▸ **The exercise**: Can you reproduce the rows below word for word, starting at the first row and ending at the row that contains "village-cell: 酢房村 [580,964,771,997]", with both of those rows included?

>> START Data to process

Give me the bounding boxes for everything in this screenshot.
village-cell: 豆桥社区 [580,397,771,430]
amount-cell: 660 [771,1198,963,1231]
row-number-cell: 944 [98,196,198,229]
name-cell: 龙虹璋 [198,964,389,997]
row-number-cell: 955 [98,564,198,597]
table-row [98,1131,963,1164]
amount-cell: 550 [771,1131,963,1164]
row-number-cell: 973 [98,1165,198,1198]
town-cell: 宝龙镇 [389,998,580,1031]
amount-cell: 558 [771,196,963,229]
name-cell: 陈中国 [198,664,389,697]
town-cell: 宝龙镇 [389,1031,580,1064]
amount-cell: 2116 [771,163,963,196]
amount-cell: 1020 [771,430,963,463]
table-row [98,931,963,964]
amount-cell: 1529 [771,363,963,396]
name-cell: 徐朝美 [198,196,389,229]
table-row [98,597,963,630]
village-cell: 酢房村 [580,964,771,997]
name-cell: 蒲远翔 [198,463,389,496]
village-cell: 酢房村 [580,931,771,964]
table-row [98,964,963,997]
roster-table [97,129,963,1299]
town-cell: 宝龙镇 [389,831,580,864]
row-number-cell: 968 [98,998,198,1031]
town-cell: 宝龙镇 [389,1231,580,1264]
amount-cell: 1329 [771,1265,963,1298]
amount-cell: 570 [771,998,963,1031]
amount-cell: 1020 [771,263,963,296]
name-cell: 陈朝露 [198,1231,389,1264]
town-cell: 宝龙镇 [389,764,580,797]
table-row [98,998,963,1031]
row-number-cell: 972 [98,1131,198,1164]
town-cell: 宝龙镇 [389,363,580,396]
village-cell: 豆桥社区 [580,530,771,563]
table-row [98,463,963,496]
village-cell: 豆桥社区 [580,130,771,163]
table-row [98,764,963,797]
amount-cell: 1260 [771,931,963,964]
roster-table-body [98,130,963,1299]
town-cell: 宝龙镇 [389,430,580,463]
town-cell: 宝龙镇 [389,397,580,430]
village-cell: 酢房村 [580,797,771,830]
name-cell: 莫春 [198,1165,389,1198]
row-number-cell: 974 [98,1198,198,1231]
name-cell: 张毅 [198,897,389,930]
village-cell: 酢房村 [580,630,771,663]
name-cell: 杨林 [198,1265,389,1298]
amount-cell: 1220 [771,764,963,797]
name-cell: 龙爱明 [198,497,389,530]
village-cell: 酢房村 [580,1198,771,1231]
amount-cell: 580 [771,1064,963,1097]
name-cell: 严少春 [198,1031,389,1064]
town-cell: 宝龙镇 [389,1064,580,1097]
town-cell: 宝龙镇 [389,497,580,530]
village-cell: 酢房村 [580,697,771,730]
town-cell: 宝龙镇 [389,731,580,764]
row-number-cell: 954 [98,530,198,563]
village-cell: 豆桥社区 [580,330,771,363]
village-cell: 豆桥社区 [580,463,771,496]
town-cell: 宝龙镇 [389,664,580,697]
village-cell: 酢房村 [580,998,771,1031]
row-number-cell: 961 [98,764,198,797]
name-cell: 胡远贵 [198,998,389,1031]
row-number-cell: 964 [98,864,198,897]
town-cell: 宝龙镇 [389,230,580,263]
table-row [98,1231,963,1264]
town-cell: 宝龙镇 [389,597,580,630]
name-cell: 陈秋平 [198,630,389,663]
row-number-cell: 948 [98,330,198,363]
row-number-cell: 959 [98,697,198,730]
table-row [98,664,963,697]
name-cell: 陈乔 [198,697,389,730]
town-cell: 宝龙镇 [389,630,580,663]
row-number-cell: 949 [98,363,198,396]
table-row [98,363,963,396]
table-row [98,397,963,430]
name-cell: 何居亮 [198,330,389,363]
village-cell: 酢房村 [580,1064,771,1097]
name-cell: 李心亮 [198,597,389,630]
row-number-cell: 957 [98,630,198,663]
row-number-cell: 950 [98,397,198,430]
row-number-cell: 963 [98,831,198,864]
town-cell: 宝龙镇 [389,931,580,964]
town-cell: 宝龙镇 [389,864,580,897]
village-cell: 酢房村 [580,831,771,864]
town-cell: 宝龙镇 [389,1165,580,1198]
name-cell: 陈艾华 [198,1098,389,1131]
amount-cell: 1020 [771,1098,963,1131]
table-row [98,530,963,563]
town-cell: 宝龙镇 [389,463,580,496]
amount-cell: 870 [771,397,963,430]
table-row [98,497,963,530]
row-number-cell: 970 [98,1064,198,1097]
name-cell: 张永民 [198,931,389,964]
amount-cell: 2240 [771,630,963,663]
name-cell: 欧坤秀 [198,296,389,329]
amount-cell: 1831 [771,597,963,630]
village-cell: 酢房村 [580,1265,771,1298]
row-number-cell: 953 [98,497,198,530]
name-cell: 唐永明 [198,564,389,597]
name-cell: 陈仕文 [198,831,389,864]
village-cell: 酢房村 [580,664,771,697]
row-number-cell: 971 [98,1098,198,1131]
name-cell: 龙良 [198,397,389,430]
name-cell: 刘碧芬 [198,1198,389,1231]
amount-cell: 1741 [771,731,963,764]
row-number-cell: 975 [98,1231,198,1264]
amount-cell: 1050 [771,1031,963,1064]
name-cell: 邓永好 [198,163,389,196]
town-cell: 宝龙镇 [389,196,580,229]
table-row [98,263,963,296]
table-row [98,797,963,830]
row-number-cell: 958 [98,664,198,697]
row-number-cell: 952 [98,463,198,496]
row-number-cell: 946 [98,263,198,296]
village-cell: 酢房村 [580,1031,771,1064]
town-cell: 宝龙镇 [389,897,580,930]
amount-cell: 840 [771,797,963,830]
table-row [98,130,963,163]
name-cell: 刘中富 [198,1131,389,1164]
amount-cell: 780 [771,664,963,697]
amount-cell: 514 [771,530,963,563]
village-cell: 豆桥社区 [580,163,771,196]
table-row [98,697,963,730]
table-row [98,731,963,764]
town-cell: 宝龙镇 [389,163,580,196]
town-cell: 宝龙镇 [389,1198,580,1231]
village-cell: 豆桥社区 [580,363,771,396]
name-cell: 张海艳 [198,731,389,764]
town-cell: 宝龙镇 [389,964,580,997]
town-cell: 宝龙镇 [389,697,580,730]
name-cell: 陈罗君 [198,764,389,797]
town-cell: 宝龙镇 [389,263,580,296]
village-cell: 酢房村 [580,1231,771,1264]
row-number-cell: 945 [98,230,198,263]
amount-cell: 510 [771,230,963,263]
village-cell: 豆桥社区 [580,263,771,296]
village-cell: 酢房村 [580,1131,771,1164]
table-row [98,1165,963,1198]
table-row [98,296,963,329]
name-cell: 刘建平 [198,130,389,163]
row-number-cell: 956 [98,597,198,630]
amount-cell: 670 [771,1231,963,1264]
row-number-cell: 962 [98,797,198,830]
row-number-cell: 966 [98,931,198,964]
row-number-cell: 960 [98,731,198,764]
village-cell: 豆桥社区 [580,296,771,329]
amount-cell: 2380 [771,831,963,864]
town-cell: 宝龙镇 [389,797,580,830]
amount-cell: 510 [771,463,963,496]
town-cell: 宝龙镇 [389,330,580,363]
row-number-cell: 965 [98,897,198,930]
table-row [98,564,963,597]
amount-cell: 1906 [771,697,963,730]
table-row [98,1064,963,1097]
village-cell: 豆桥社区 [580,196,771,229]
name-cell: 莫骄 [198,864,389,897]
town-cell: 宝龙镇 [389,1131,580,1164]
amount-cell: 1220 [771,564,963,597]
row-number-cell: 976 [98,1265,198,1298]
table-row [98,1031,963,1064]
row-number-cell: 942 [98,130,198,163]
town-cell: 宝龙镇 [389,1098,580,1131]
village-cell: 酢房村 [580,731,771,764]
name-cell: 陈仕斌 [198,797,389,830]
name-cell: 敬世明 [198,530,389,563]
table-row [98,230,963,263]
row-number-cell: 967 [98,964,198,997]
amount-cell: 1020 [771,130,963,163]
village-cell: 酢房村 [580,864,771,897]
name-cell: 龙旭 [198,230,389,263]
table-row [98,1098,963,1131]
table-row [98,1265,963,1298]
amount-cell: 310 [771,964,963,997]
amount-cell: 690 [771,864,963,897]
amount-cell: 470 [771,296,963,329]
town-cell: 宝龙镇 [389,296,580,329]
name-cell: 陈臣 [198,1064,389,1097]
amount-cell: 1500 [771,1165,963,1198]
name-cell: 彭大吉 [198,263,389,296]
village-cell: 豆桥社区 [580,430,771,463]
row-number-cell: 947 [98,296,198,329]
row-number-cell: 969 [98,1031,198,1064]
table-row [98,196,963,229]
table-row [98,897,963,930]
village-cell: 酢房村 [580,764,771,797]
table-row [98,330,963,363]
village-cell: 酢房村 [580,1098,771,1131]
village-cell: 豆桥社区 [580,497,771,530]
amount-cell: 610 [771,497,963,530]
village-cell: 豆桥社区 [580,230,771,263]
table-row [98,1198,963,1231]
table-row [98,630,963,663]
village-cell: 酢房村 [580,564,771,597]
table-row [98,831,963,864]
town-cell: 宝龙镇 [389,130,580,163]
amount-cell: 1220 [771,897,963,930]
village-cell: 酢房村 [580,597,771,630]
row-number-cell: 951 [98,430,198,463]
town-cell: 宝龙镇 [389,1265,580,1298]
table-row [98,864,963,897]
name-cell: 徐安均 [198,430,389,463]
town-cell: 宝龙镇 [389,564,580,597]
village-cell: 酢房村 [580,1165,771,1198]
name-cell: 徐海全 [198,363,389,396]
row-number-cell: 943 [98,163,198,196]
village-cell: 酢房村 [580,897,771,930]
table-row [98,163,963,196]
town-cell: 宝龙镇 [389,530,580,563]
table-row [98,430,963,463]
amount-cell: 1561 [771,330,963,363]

>> END Data to process

▸ **Complete response**:
Give me the bounding boxes for everything in this screenshot.
village-cell: 豆桥社区 [580,397,771,430]
amount-cell: 660 [771,1198,963,1231]
row-number-cell: 944 [98,196,198,229]
name-cell: 龙虹璋 [198,964,389,997]
row-number-cell: 955 [98,564,198,597]
table-row [98,1131,963,1164]
amount-cell: 550 [771,1131,963,1164]
row-number-cell: 973 [98,1165,198,1198]
town-cell: 宝龙镇 [389,998,580,1031]
amount-cell: 558 [771,196,963,229]
name-cell: 陈中国 [198,664,389,697]
town-cell: 宝龙镇 [389,1031,580,1064]
amount-cell: 2116 [771,163,963,196]
amount-cell: 1020 [771,430,963,463]
table-row [98,931,963,964]
amount-cell: 1529 [771,363,963,396]
name-cell: 徐朝美 [198,196,389,229]
table-row [98,597,963,630]
village-cell: 酢房村 [580,964,771,997]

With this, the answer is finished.